Every line that contains the word "爆闪警示灯" should be copied.

● **Task material**:
------------------------------------------------------------
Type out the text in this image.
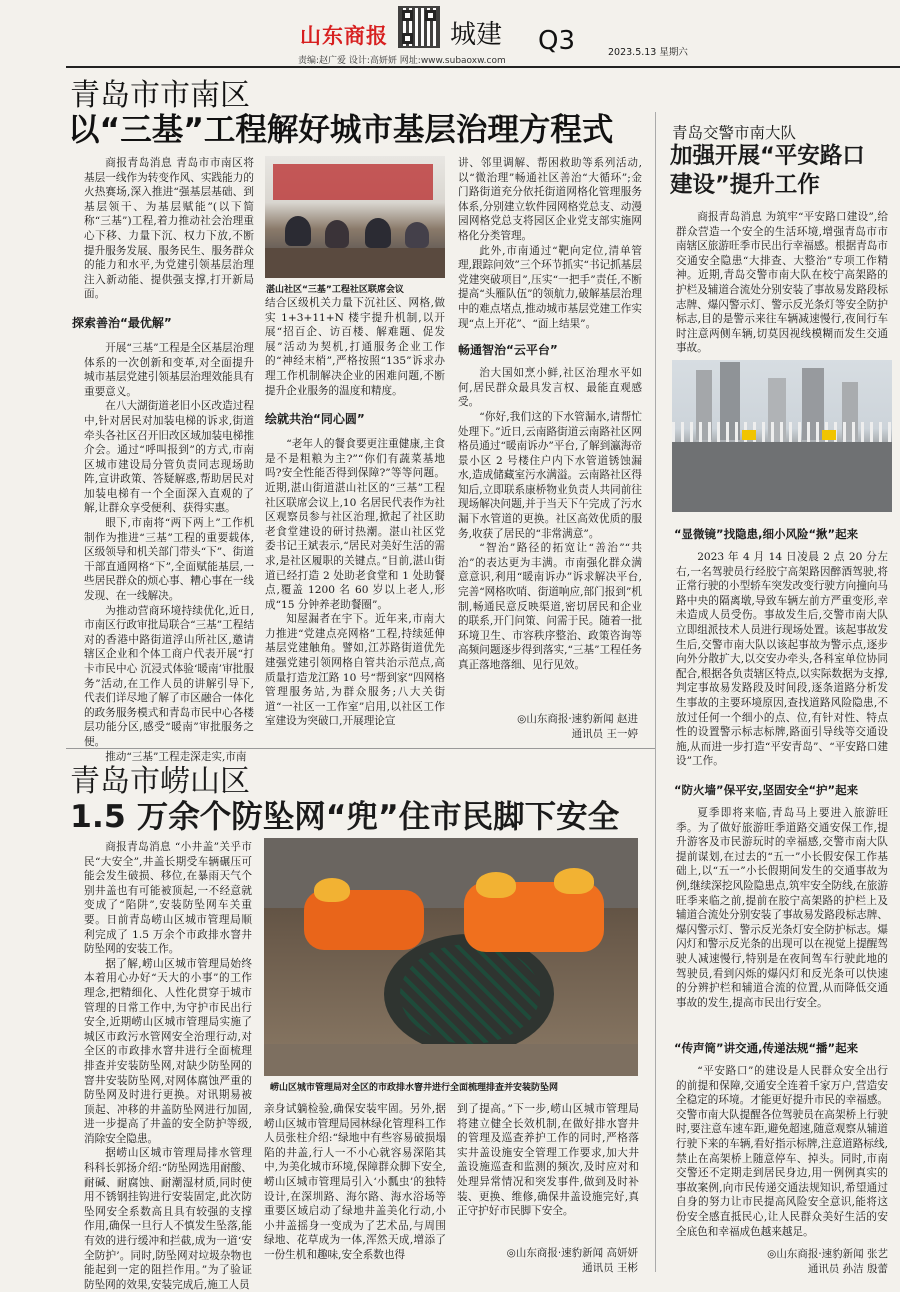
山东商报 城建 Q3	2023.5.13 星期六
责编:赵广爱 设计:高妍妍 网址:www.subaoxw.com
青岛市市南区
以“三基”工程解好城市基层治理方程式

商报青岛消息 青岛市市南区将基层一线作为转变作风、实践能力的火热赛场,深入推进“强基层基础、到基层领干、为基层赋能”(以下简称“三基”)工程,着力推动社会治理重心下移、力量下沉、权力下放,不断提升服务发展、服务民生、服务群众的能力和水平,为党建引领基层治理注入新动能、提供强支撑,打开新局面。

探索善治“最优解”

开展“三基”工程是全区基层治理体系的一次创新和变革,对全面提升城市基层党建引领基层治理效能具有重要意义。

在八大湖街道老旧小区改造过程中,针对居民对加装电梯的诉求,街道牵头各社区召开旧改区域加装电梯推介会。通过“呼叫报到”的方式,市南区城市建设局分管负责同志现场助阵,宣讲政策、答疑解惑,帮助居民对加装电梯有一个全面深入直观的了解,让群众享受便利、获得实惠。

眼下,市南将“两下两上”工作机制作为推进“三基”工程的重要载体,区级领导和机关部门带头“下”、街道干部直通网格“下”,全面赋能基层,一些居民群众的烦心事、糟心事在一线发现、在一线解决。

为推动营商环境持续优化,近日,市南区行政审批局联合“三基”工程结对的香港中路街道浮山所社区,邀请辖区企业和个体工商户代表开展“打卡市民中心 沉浸式体验‘暖南’审批服务”活动,在工作人员的讲解引导下,代表们详尽地了解了市区融合一体化的政务服务模式和青岛市民中心各楼层功能分区,感受“暖南”审批服务之便。

推动“三基”工程走深走实,市南

湛山社区“三基”工程社区联席会议

结合区级机关力量下沉社区、网格,做实 1+3+11+N 楼宇提升机制,以开展“招百企、访百楼、解难题、促发展”活动为契机,打通服务企业工作的“神经末梢”,严格按照“135”诉求办理工作机制解决企业的困难问题,不断提升企业服务的温度和精度。

绘就共治“同心圆”

“老年人的餐食要更注重健康,主食是不是粗粮为主?”“你们有蔬菜基地吗?安全性能否得到保障?”等等问题。近期,湛山街道湛山社区的“三基”工程社区联席会议上,10 名居民代表作为社区观察员参与社区治理,掀起了社区助老食堂建设的研讨热潮。湛山社区党委书记王斌表示,“居民对美好生活的需求,是社区履职的关键点。”目前,湛山街道已经打造 2 处助老食堂和 1 处助餐点,覆盖 1200 名 60 岁以上老人,形成“15 分钟养老助餐圈”。

知屋漏者在宇下。近年来,市南大力推进“党建点亮网格”工程,持续延伸基层党建触角。譬如,江苏路街道优先建强党建引领网格自管共治示范点,高质量打造龙江路 10 号“帮到家”四网格管理服务站,为群众服务;八大关街道“一社区一工作室”启用,以社区工作室建设为突破口,开展理论宣

讲、邻里调解、帮困救助等系列活动,以“微治理”畅通社区善治“大循环”;金门路街道充分依托街道网格化管理服务体系,分别建立软件园网格党总支、动漫园网格党总支将园区企业党支部实施网格化分类管理。

此外,市南通过“靶向定位,清单管理,跟踪问效”三个环节抓实“书记抓基层党建突破项目”,压实“一把手”责任,不断提高“头雁队伍”的领航力,破解基层治理中的难点堵点,推动城市基层党建工作实现“点上开花”、“面上结果”。

畅通智治“云平台”

治大国如烹小鲜,社区治理水平如何,居民群众最具发言权、最能直观感受。

“你好,我们这的下水管漏水,请帮忙处理下。”近日,云南路街道云南路社区网格员通过“暖南诉办”平台,了解到瀛海帝景小区 2 号楼住户内下水管道锈蚀漏水,造成储藏室污水满溢。云南路社区得知后,立即联系康桥物业负责人共同前往现场解决问题,并于当天下午完成了污水漏下水管道的更换。社区高效优质的服务,收获了居民的“非常满意”。

“智治”路径的拓宽让“善治”“共治”的表达更为丰满。市南强化群众满意意识,利用“暖南诉办”诉求解决平台,完善“网格吹哨、街道响应,部门报到”机制,畅通民意反映渠道,密切居民和企业的联系,开门问策、问需于民。随着一批环境卫生、市容秩序整治、政策咨询等高频问题逐步得到落实,“三基”工程任务真正落地落细、见行见效。

◎山东商报·速豹新闻 赵进
通讯员 王一婷
青岛交警市南大队
加强开展“平安路口
建设”提升工作

商报青岛消息 为筑牢“平安路口建设”,给群众营造一个安全的生活环境,增强青岛市市南辖区旅游旺季市民出行幸福感。根据青岛市交通安全隐患“大排查、大整治”专项工作精神。近期,青岛交警市南大队在校宁高架路的护栏及辅道合流处分别安装了事故易发路段标志牌、爆闪警示灯、警示反光条灯等安全防护标志,目的是警示来往车辆减速慢行,夜间行车时注意两侧车辆,切莫因视线模糊而发生交通事故。

“显微镜”找隐患,细小风险“揪”起来

2023 年 4 月 14 日凌晨 2 点 20 分左右,一名驾驶员行经胶宁高架路因醉酒驾驶,将正常行驶的小型轿车突发改变行驶方向撞向马路中央的隔离墩,导致车辆左前方严重变形,幸未造成人员受伤。事故发生后,交警市南大队立即组派技术人员进行现场处置。该起事故发生后,交警市南大队以该起事故为警示点,逐步向外分散扩大,以交安办牵头,各科室单位协同配合,根据各负责辖区特点,以实际数据为支撑,判定事故易发路段及时间段,逐条道路分析发生事故的主要环境原因,查找道路风险隐患,不放过任何一个细小的点、位,有针对性、特点性的设置警示标志标牌,路面引导线等交通设施,从而进一步打造“平安青岛”、“平安路口建设”工作。

“防火墙”保平安,坚固安全“护”起来

夏季即将来临,青岛马上要进入旅游旺季。为了做好旅游旺季道路交通安保工作,提升游客及市民游玩时的幸福感,交警市南大队提前谋划,在过去的“五一”小长假安保工作基础上,以“五一”小长假期间发生的交通事故为例,继续深挖风险隐患点,筑牢安全防线,在旅游旺季来临之前,提前在胶宁高架路的护栏上及辅道合流处分别安装了事故易发路段标志牌、爆闪警示灯、警示反光条灯安全防护标志。爆闪灯和警示反光条的出现可以在视觉上提醒驾驶人减速慢行,特别是在夜间驾车行驶此地的驾驶员,看到闪烁的爆闪灯和反光条可以快速的分辨护栏和辅道合流的位置,从而降低交通事故的发生,提高市民出行安全。

“传声筒”讲交通,传递法规“播”起来

“平安路口”的建设是人民群众安全出行的前提和保障,交通安全连着千家万户,营造安全稳定的环境。才能更好提升市民的幸福感。交警市南大队提醒各位驾驶员在高架桥上行驶时,要注意车速车距,避免超速,随意观察从辅道行驶下来的车辆,看好指示标牌,注意道路标线,禁止在高架桥上随意停车、掉头。同时,市南交警还不定期走到居民身边,用一例例真实的事故案例,向市民传递交通法规知识,希望通过自身的努力让市民提高风险安全意识,能将这份安全感直抵民心,让人民群众美好生活的安全底色和幸福成色越来越足。

◎山东商报·速豹新闻 张艺
通讯员 孙洁 殷蕾
青岛市崂山区
1.5 万余个防坠网“兜”住市民脚下安全

商报青岛消息 “小井盖”关乎市民“大安全”,井盖长期受车辆碾压可能会发生破损、移位,在暴雨天气个别井盖也有可能被顶起,一不经意就变成了“陷阱”,安装防坠网车关重要。日前青岛崂山区城市管理局顺利完成了 1.5 万余个市政排水窨井防坠网的安装工作。

据了解,崂山区城市管理局始终本着用心办好“天大的小事”的工作理念,把精细化、人性化贯穿于城市管理的日常工作中,为守护市民出行安全,近期崂山区城市管理局实施了城区市政污水管网安全治理行动,对全区的市政排水窨井进行全面梳理排查并安装防坠网,对缺少防坠网的窨井安装防坠网,对网体腐蚀严重的防坠网及时进行更换。对讯期易被顶起、冲移的井盖防坠网进行加固,进一步提高了井盖的安全防护等级,消除安全隐患。

据崂山区城市管理局排水管理科科长郭扬介绍:“防坠网选用耐酸、耐碱、耐腐蚀、耐潮湿材质,同时使用不锈钢挂钩进行安装固定,此次防坠网安全系数高且具有较强的支撑作用,确保一旦行人不慎发生坠落,能有效的进行缓冲和拦截,成为一道‘安全防护’。同时,防坠网对垃圾杂物也能起到一定的阻拦作用。”为了验证防坠网的效果,安装完成后,施工人员

崂山区城市管理局对全区的市政排水窨井进行全面梳理排查并安装防坠网

亲身试躺检验,确保安装牢固。另外,据崂山区城市管理局园林绿化管理科工作人员张柱介绍:“绿地中有些容易破损塌陷的井盖,行人一不小心就容易深陷其中,为美化城市环境,保障群众脚下安全,崂山区城市管理局引入‘小瓢虫’的独特设计,在深圳路、海尔路、海水浴场等重要区域启动了绿地井盖美化行动,小小井盖摇身一变成为了艺术品,与周围绿地、花草成为一体,浑然天成,增添了一份生机和趣味,安全系数也得

到了提高。”下一步,崂山区城市管理局将建立健全长效机制,在做好排水窨井的管理及巡查养护工作的同时,严格落实井盖设施安全管理工作要求,加大井盖设施巡查和监测的频次,及时应对和处理异常情况和突发事件,做到及时补装、更换、维修,确保井盖设施完好,真正守护好市民脚下安全。

◎山东商报·速豹新闻 高妍妍
通讯员 王彬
------------------------------------------------------------
● **Written response**:
商报青岛消息 为筑牢“平安路口建设”,给群众营造一个安全的生活环境,增强青岛市市南辖区旅游旺季市民出行幸福感。根据青岛市交通安全隐患“大排查、大整治”专项工作精神。近期,青岛交警市南大队在校宁高架路的护栏及辅道合流处分别安装了事故易发路段标志牌、爆闪警示灯、警示反光条灯等安全防护标志,目的是警示来往车辆减速慢行,夜间行车时注意两侧车辆,切莫因视线模糊而发生交通事故。
夏季即将来临,青岛马上要进入旅游旺季。为了做好旅游旺季道路交通安保工作,提升游客及市民游玩时的幸福感,交警市南大队提前谋划,在过去的“五一”小长假安保工作基础上,以“五一”小长假期间发生的交通事故为例,继续深挖风险隐患点,筑牢安全防线,在旅游旺季来临之前,提前在胶宁高架路的护栏上及辅道合流处分别安装了事故易发路段标志牌、爆闪警示灯、警示反光条灯安全防护标志。爆闪灯和警示反光条的出现可以在视觉上提醒驾驶人减速慢行,特别是在夜间驾车行驶此地的驾驶员,看到闪烁的爆闪灯和反光条可以快速的分辨护栏和辅道合流的位置,从而降低交通事故的发生,提高市民出行安全。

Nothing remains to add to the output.